• Work instructions: Below are records; transcribe each one exactly.
↓
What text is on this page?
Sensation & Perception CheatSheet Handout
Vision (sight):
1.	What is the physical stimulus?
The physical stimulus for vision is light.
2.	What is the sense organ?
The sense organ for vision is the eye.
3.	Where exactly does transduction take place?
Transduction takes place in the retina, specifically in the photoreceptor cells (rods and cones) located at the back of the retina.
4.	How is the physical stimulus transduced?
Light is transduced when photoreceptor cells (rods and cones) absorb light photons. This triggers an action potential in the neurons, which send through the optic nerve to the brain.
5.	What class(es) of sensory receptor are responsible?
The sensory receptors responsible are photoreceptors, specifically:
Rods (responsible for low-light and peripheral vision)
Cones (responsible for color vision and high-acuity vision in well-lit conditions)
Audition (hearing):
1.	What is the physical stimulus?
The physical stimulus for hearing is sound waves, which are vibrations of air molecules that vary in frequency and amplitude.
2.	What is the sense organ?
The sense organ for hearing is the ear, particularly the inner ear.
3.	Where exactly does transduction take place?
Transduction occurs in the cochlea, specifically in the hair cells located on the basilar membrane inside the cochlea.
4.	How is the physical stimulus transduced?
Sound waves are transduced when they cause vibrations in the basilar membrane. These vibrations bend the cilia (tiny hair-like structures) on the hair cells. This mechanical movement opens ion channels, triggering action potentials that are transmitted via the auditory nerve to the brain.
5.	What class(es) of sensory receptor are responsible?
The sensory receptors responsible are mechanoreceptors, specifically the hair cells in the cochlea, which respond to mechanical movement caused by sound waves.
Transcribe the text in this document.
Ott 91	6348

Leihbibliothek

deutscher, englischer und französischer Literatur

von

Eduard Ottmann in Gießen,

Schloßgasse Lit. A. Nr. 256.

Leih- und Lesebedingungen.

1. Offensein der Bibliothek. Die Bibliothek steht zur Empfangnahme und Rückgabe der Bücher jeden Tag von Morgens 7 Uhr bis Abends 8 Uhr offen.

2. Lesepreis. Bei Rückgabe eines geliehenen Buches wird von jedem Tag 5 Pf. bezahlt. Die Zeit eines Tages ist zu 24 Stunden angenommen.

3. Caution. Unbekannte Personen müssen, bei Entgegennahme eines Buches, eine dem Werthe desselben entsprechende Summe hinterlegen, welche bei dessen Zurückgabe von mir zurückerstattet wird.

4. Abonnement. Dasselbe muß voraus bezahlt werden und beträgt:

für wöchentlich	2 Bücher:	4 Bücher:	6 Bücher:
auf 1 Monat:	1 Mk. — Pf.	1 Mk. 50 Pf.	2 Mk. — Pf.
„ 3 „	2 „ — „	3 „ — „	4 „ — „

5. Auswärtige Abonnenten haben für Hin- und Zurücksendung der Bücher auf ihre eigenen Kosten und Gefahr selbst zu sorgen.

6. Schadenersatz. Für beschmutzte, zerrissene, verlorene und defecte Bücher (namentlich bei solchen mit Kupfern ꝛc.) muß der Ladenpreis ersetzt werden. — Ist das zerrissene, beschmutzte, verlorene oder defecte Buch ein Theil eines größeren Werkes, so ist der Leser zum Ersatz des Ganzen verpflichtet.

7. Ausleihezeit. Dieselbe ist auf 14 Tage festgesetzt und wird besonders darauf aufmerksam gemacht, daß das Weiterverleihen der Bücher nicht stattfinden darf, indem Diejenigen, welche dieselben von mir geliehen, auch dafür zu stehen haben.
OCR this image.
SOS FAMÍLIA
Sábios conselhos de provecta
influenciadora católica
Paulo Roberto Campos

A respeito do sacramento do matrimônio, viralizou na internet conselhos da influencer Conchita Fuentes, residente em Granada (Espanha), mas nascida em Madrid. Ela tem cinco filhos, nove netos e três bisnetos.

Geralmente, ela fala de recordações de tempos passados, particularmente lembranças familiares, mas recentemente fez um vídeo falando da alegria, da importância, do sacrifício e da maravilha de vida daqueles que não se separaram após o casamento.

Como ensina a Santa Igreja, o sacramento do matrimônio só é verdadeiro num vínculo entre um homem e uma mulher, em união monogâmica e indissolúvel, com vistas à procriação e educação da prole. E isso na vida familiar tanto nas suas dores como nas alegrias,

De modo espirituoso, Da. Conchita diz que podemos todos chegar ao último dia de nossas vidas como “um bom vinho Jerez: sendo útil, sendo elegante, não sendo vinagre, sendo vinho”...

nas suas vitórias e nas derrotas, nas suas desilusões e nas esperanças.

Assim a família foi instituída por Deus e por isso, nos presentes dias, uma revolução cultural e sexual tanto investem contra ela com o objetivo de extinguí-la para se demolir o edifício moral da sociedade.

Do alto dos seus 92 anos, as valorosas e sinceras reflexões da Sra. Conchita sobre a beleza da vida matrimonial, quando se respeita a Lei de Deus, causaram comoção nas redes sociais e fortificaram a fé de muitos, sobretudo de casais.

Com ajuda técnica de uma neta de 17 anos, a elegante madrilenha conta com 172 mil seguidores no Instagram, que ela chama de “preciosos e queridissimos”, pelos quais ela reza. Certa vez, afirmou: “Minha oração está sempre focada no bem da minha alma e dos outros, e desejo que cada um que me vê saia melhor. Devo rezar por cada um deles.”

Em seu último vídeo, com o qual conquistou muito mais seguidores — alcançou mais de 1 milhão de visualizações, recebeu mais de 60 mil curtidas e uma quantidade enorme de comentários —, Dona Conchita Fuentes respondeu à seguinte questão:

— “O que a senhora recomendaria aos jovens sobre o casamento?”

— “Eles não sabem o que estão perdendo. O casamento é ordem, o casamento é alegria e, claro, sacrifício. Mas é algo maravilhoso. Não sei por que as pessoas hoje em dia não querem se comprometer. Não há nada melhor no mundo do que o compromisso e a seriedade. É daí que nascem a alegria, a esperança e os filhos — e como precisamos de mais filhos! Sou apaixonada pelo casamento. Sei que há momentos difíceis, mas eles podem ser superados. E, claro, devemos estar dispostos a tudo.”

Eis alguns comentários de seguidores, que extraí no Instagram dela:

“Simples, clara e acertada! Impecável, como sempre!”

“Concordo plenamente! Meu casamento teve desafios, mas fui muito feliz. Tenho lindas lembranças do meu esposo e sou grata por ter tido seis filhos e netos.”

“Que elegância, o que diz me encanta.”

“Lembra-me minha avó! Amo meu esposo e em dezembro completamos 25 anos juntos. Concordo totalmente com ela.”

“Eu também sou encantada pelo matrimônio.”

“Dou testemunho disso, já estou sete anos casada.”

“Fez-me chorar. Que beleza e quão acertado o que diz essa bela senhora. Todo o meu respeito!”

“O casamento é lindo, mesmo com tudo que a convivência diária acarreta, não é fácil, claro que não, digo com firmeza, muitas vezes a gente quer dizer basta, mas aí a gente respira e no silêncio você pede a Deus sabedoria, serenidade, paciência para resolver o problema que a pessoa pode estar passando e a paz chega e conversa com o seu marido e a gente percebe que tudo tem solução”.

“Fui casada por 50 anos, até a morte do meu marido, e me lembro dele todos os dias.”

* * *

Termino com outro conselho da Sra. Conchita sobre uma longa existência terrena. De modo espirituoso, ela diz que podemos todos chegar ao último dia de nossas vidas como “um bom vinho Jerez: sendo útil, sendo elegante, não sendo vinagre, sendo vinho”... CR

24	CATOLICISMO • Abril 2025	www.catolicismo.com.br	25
↑
• Answer space:
What text is on this page?
Sensation & Perception CheatSheet Handout
Vision (sight):
1.	What is the physical stimulus?
The physical stimulus for vision is light.
2.	What is the sense organ?
The sense organ for vision is the eye.
3.	Where exactly does transduction take place?
Transduction takes place in the retina, specifically in the photoreceptor cells (rods and cones) located at the back of the retina.
4.	How is the physical stimulus transduced?
Light is transduced when photoreceptor cells (rods and cones) absorb light photons. This triggers an action potential in the neurons, which send through the optic nerve to the brain.
5.	What class(es) of sensory receptor are responsible?
The sensory receptors responsible are photoreceptors, specifically:
Rods (responsible for low-light and peripheral vision)
Cones (responsible for color vision and high-acuity vision in well-lit conditions)
Audition (hearing):
1.	What is the physical stimulus?
The physical stimulus for hearing is sound waves, which are vibrations of air molecules that vary in frequency and amplitude.
2.	What is the sense organ?
The sense organ for hearing is the ear, particularly the inner ear.
3.	Where exactly does transduction take place?
Transduction occurs in the cochlea, specifically in the hair cells located on the basilar membrane inside the cochlea.
4.	How is the physical stimulus transduced?
Sound waves are transduced when they cause vibrations in the basilar membrane. These vibrations bend the cilia (tiny hair-like structures) on the hair cells. This mechanical movement opens ion channels, triggering action potentials that are transmitted via the auditory nerve to the brain.
5.	What class(es) of sensory receptor are responsible?
The sensory receptors responsible are mechanoreceptors, specifically the hair cells in the cochlea, which respond to mechanical movement caused by sound waves.
Transcribe the text in this document.
Ott 91	6348

Leihbibliothek

deutscher, englischer und französischer Literatur

von

Eduard Ottmann in Gießen,

Schloßgasse Lit. A. Nr. 256.

Leih- und Lesebedingungen.

1. Offensein der Bibliothek. Die Bibliothek steht zur Empfangnahme und Rückgabe der Bücher jeden Tag von Morgens 7 Uhr bis Abends 8 Uhr offen.

2. Lesepreis. Bei Rückgabe eines geliehenen Buches wird von jedem Tag 5 Pf. bezahlt. Die Zeit eines Tages ist zu 24 Stunden angenommen.

3. Caution. Unbekannte Personen müssen, bei Entgegennahme eines Buches, eine dem Werthe desselben entsprechende Summe hinterlegen, welche bei dessen Zurückgabe von mir zurückerstattet wird.

4. Abonnement. Dasselbe muß voraus bezahlt werden und beträgt:

für wöchentlich	2 Bücher:	4 Bücher:	6 Bücher:
auf 1 Monat:	1 Mk. — Pf.	1 Mk. 50 Pf.	2 Mk. — Pf.
„ 3 „	2 „ — „	3 „ — „	4 „ — „

5. Auswärtige Abonnenten haben für Hin- und Zurücksendung der Bücher auf ihre eigenen Kosten und Gefahr selbst zu sorgen.

6. Schadenersatz. Für beschmutzte, zerrissene, verlorene und defecte Bücher (namentlich bei solchen mit Kupfern ꝛc.) muß der Ladenpreis ersetzt werden. — Ist das zerrissene, beschmutzte, verlorene oder defecte Buch ein Theil eines größeren Werkes, so ist der Leser zum Ersatz des Ganzen verpflichtet.

7. Ausleihezeit. Dieselbe ist auf 14 Tage festgesetzt und wird besonders darauf aufmerksam gemacht, daß das Weiterverleihen der Bücher nicht stattfinden darf, indem Diejenigen, welche dieselben von mir geliehen, auch dafür zu stehen haben.
OCR this image.
SOS FAMÍLIA
Sábios conselhos de provecta
influenciadora católica
Paulo Roberto Campos

A respeito do sacramento do matrimônio, viralizou na internet conselhos da influencer Conchita Fuentes, residente em Granada (Espanha), mas nascida em Madrid. Ela tem cinco filhos, nove netos e três bisnetos.

Geralmente, ela fala de recordações de tempos passados, particularmente lembranças familiares, mas recentemente fez um vídeo falando da alegria, da importância, do sacrifício e da maravilha de vida daqueles que não se separaram após o casamento.

Como ensina a Santa Igreja, o sacramento do matrimônio só é verdadeiro num vínculo entre um homem e uma mulher, em união monogâmica e indissolúvel, com vistas à procriação e educação da prole. E isso na vida familiar tanto nas suas dores como nas alegrias,

De modo espirituoso, Da. Conchita diz que podemos todos chegar ao último dia de nossas vidas como “um bom vinho Jerez: sendo útil, sendo elegante, não sendo vinagre, sendo vinho”...

nas suas vitórias e nas derrotas, nas suas desilusões e nas esperanças.

Assim a família foi instituída por Deus e por isso, nos presentes dias, uma revolução cultural e sexual tanto investem contra ela com o objetivo de extinguí-la para se demolir o edifício moral da sociedade.

Do alto dos seus 92 anos, as valorosas e sinceras reflexões da Sra. Conchita sobre a beleza da vida matrimonial, quando se respeita a Lei de Deus, causaram comoção nas redes sociais e fortificaram a fé de muitos, sobretudo de casais.

Com ajuda técnica de uma neta de 17 anos, a elegante madrilenha conta com 172 mil seguidores no Instagram, que ela chama de “preciosos e queridissimos”, pelos quais ela reza. Certa vez, afirmou: “Minha oração está sempre focada no bem da minha alma e dos outros, e desejo que cada um que me vê saia melhor. Devo rezar por cada um deles.”

Em seu último vídeo, com o qual conquistou muito mais seguidores — alcançou mais de 1 milhão de visualizações, recebeu mais de 60 mil curtidas e uma quantidade enorme de comentários —, Dona Conchita Fuentes respondeu à seguinte questão:

— “O que a senhora recomendaria aos jovens sobre o casamento?”

— “Eles não sabem o que estão perdendo. O casamento é ordem, o casamento é alegria e, claro, sacrifício. Mas é algo maravilhoso. Não sei por que as pessoas hoje em dia não querem se comprometer. Não há nada melhor no mundo do que o compromisso e a seriedade. É daí que nascem a alegria, a esperança e os filhos — e como precisamos de mais filhos! Sou apaixonada pelo casamento. Sei que há momentos difíceis, mas eles podem ser superados. E, claro, devemos estar dispostos a tudo.”

Eis alguns comentários de seguidores, que extraí no Instagram dela:

“Simples, clara e acertada! Impecável, como sempre!”

“Concordo plenamente! Meu casamento teve desafios, mas fui muito feliz. Tenho lindas lembranças do meu esposo e sou grata por ter tido seis filhos e netos.”

“Que elegância, o que diz me encanta.”

“Lembra-me minha avó! Amo meu esposo e em dezembro completamos 25 anos juntos. Concordo totalmente com ela.”

“Eu também sou encantada pelo matrimônio.”

“Dou testemunho disso, já estou sete anos casada.”

“Fez-me chorar. Que beleza e quão acertado o que diz essa bela senhora. Todo o meu respeito!”

“O casamento é lindo, mesmo com tudo que a convivência diária acarreta, não é fácil, claro que não, digo com firmeza, muitas vezes a gente quer dizer basta, mas aí a gente respira e no silêncio você pede a Deus sabedoria, serenidade, paciência para resolver o problema que a pessoa pode estar passando e a paz chega e conversa com o seu marido e a gente percebe que tudo tem solução”.

“Fui casada por 50 anos, até a morte do meu marido, e me lembro dele todos os dias.”

* * *

Termino com outro conselho da Sra. Conchita sobre uma longa existência terrena. De modo espirituoso, ela diz que podemos todos chegar ao último dia de nossas vidas como “um bom vinho Jerez: sendo útil, sendo elegante, não sendo vinagre, sendo vinho”... CR

24	CATOLICISMO • Abril 2025	www.catolicismo.com.br	25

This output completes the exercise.